Rewrite all of the data below, changing every "row-gender" to "row-sex" and leaving everything else as it is.
┄┄┄┄┄┄
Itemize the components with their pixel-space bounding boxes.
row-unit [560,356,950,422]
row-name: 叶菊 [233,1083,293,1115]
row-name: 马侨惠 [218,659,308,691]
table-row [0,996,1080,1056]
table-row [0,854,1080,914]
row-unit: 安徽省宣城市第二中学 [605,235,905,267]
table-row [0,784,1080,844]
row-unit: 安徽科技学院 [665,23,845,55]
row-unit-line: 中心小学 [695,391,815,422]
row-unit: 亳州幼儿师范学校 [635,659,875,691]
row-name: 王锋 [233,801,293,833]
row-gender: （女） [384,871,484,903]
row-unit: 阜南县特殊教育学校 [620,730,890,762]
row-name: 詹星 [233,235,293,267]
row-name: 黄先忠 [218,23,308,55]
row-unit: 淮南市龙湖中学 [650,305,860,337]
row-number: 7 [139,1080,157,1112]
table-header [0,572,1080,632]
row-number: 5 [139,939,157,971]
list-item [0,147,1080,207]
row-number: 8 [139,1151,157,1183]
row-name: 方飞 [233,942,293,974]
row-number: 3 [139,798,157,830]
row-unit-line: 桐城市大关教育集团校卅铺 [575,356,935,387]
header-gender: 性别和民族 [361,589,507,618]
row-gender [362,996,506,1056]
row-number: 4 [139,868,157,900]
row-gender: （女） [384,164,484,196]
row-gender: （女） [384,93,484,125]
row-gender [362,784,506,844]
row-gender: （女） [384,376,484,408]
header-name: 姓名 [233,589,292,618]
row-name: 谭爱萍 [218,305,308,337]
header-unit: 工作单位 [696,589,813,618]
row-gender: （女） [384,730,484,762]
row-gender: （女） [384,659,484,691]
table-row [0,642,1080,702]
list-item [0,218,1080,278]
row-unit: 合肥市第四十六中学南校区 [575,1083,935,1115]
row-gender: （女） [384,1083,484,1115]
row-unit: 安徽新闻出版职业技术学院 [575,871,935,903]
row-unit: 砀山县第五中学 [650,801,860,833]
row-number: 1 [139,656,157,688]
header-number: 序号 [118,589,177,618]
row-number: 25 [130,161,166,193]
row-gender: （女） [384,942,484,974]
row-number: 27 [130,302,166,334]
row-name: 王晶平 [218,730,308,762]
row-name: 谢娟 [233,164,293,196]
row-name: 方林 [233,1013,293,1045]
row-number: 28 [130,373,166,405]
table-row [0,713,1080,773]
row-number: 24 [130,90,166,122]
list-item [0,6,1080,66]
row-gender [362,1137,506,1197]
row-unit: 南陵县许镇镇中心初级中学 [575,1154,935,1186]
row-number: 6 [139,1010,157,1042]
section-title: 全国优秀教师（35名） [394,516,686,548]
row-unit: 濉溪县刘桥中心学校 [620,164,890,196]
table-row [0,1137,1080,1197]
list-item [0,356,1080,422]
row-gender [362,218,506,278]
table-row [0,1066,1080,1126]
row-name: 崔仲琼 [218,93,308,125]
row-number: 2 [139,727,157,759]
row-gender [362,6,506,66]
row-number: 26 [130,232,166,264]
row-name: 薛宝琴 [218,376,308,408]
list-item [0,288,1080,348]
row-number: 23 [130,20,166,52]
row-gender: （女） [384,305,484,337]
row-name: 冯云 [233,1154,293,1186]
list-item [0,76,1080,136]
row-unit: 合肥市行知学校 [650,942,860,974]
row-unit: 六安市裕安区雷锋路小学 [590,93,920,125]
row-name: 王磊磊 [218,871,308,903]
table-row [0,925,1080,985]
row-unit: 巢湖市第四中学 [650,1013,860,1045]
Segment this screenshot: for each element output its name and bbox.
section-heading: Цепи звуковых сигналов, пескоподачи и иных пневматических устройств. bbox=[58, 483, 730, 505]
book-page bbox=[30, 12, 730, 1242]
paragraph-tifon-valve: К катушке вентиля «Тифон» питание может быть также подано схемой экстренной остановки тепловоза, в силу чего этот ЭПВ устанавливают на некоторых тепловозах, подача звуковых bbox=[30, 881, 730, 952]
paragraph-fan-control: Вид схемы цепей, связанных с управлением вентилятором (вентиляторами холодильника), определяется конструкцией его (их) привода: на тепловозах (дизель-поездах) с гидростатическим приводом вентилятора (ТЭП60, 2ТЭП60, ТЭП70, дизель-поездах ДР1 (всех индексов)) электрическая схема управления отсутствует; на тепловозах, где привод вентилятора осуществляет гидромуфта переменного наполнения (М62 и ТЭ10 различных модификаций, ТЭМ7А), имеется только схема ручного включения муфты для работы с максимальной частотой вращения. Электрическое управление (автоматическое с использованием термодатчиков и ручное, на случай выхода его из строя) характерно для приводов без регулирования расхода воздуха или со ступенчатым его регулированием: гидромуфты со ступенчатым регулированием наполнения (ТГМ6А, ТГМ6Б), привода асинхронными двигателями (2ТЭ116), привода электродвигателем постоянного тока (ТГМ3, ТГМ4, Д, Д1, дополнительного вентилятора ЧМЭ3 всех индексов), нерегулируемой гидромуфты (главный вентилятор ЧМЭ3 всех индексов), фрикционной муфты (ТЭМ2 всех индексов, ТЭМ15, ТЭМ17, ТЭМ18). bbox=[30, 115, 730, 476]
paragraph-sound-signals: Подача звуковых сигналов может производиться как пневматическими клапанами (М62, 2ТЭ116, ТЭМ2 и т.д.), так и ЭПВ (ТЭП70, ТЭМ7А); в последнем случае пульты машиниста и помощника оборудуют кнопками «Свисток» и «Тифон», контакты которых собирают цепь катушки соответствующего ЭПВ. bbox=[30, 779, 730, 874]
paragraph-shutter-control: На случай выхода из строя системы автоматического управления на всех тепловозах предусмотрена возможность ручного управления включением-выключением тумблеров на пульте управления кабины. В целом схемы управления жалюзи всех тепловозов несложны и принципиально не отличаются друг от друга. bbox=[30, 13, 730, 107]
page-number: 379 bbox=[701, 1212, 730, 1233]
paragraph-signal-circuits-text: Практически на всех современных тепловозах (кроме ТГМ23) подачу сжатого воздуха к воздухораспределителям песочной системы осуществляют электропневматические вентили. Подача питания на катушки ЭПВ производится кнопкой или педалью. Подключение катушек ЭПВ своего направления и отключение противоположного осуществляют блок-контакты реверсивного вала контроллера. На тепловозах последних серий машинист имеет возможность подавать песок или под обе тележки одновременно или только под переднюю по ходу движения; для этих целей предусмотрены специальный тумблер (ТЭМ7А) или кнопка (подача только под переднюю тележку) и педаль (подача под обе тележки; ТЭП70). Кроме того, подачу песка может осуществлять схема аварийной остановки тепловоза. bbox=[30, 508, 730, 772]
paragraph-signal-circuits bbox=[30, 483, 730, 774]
┄┄┄┄┄┄
Answer to the task ▸
Itemize the components with their pixel-space bounding boxes.
row-unit [560,356,950,422]
row-name: 叶菊 [233,1083,293,1115]
row-name: 马侨惠 [218,659,308,691]
table-row [0,996,1080,1056]
table-row [0,854,1080,914]
row-unit: 安徽省宣城市第二中学 [605,235,905,267]
table-row [0,784,1080,844]
row-unit: 安徽科技学院 [665,23,845,55]
row-unit-line: 中心小学 [695,391,815,422]
row-unit: 亳州幼儿师范学校 [635,659,875,691]
row-name: 王锋 [233,801,293,833]
row-sex: （女） [384,871,484,903]
row-unit: 阜南县特殊教育学校 [620,730,890,762]
row-name: 詹星 [233,235,293,267]
row-name: 黄先忠 [218,23,308,55]
row-unit: 淮南市龙湖中学 [650,305,860,337]
row-number: 7 [139,1080,157,1112]
table-header [0,572,1080,632]
row-number: 5 [139,939,157,971]
list-item [0,147,1080,207]
row-number: 8 [139,1151,157,1183]
row-name: 方飞 [233,942,293,974]
row-number: 3 [139,798,157,830]
row-unit-line: 桐城市大关教育集团校卅铺 [575,356,935,387]
header-gender: 性别和民族 [361,589,507,618]
row-sex [362,996,506,1056]
row-number: 4 [139,868,157,900]
row-sex: （女） [384,164,484,196]
row-sex: （女） [384,93,484,125]
row-sex [362,784,506,844]
row-sex: （女） [384,376,484,408]
header-name: 姓名 [233,589,292,618]
row-name: 谭爱萍 [218,305,308,337]
header-unit: 工作单位 [696,589,813,618]
row-sex: （女） [384,730,484,762]
row-sex: （女） [384,659,484,691]
table-row [0,642,1080,702]
list-item [0,218,1080,278]
row-unit: 合肥市第四十六中学南校区 [575,1083,935,1115]
row-sex: （女） [384,1083,484,1115]
row-unit: 安徽新闻出版职业技术学院 [575,871,935,903]
row-unit: 砀山县第五中学 [650,801,860,833]
row-number: 1 [139,656,157,688]
header-number: 序号 [118,589,177,618]
row-number: 25 [130,161,166,193]
row-sex: （女） [384,942,484,974]
row-number: 27 [130,302,166,334]
row-name: 王晶平 [218,730,308,762]
row-name: 谢娟 [233,164,293,196]
row-name: 方林 [233,1013,293,1045]
row-number: 28 [130,373,166,405]
table-row [0,713,1080,773]
row-number: 24 [130,90,166,122]
list-item [0,6,1080,66]
row-sex [362,1137,506,1197]
row-unit: 南陵县许镇镇中心初级中学 [575,1154,935,1186]
row-number: 6 [139,1010,157,1042]
section-title: 全国优秀教师（35名） [394,516,686,548]
row-unit: 濉溪县刘桥中心学校 [620,164,890,196]
table-row [0,1137,1080,1197]
list-item [0,356,1080,422]
row-sex [362,218,506,278]
table-row [0,1066,1080,1126]
row-name: 崔仲琼 [218,93,308,125]
row-number: 2 [139,727,157,759]
row-sex [362,6,506,66]
row-number: 26 [130,232,166,264]
row-name: 薛宝琴 [218,376,308,408]
list-item [0,288,1080,348]
row-number: 23 [130,20,166,52]
row-sex: （女） [384,305,484,337]
row-name: 冯云 [233,1154,293,1186]
list-item [0,76,1080,136]
row-unit: 合肥市行知学校 [650,942,860,974]
row-unit: 六安市裕安区雷锋路小学 [590,93,920,125]
row-name: 王磊磊 [218,871,308,903]
table-row [0,925,1080,985]
row-unit: 巢湖市第四中学 [650,1013,860,1045]
Segment this screenshot: for each element output its name and bbox.
section-heading: Цепи звуковых сигналов, пескоподачи и иных пневматических устройств. bbox=[58, 483, 730, 505]
book-page bbox=[30, 12, 730, 1242]
paragraph-tifon-valve: К катушке вентиля «Тифон» питание может быть также подано схемой экстренной остановки тепловоза, в силу чего этот ЭПВ устанавливают на некоторых тепловозах, подача звуковых bbox=[30, 881, 730, 952]
paragraph-fan-control: Вид схемы цепей, связанных с управлением вентилятором (вентиляторами холодильника), определяется конструкцией его (их) привода: на тепловозах (дизель-поездах) с гидростатическим приводом вентилятора (ТЭП60, 2ТЭП60, ТЭП70, дизель-поездах ДР1 (всех индексов)) электрическая схема управления отсутствует; на тепловозах, где привод вентилятора осуществляет гидромуфта переменного наполнения (М62 и ТЭ10 различных модификаций, ТЭМ7А), имеется только схема ручного включения муфты для работы с максимальной частотой вращения. Электрическое управление (автоматическое с использованием термодатчиков и ручное, на случай выхода его из строя) характерно для приводов без регулирования расхода воздуха или со ступенчатым его регулированием: гидромуфты со ступенчатым регулированием наполнения (ТГМ6А, ТГМ6Б), привода асинхронными двигателями (2ТЭ116), привода электродвигателем постоянного тока (ТГМ3, ТГМ4, Д, Д1, дополнительного вентилятора ЧМЭ3 всех индексов), нерегулируемой гидромуфты (главный вентилятор ЧМЭ3 всех индексов), фрикционной муфты (ТЭМ2 всех индексов, ТЭМ15, ТЭМ17, ТЭМ18). bbox=[30, 115, 730, 476]
paragraph-sound-signals: Подача звуковых сигналов может производиться как пневматическими клапанами (М62, 2ТЭ116, ТЭМ2 и т.д.), так и ЭПВ (ТЭП70, ТЭМ7А); в последнем случае пульты машиниста и помощника оборудуют кнопками «Свисток» и «Тифон», контакты которых собирают цепь катушки соответствующего ЭПВ. bbox=[30, 779, 730, 874]
paragraph-shutter-control: На случай выхода из строя системы автоматического управления на всех тепловозах предусмотрена возможность ручного управления включением-выключением тумблеров на пульте управления кабины. В целом схемы управления жалюзи всех тепловозов несложны и принципиально не отличаются друг от друга. bbox=[30, 13, 730, 107]
page-number: 379 bbox=[701, 1212, 730, 1233]
paragraph-signal-circuits-text: Практически на всех современных тепловозах (кроме ТГМ23) подачу сжатого воздуха к воздухораспределителям песочной системы осуществляют электропневматические вентили. Подача питания на катушки ЭПВ производится кнопкой или педалью. Подключение катушек ЭПВ своего направления и отключение противоположного осуществляют блок-контакты реверсивного вала контроллера. На тепловозах последних серий машинист имеет возможность подавать песок или под обе тележки одновременно или только под переднюю по ходу движения; для этих целей предусмотрены специальный тумблер (ТЭМ7А) или кнопка (подача только под переднюю тележку) и педаль (подача под обе тележки; ТЭП70). Кроме того, подачу песка может осуществлять схема аварийной остановки тепловоза. bbox=[30, 508, 730, 772]
paragraph-signal-circuits bbox=[30, 483, 730, 774]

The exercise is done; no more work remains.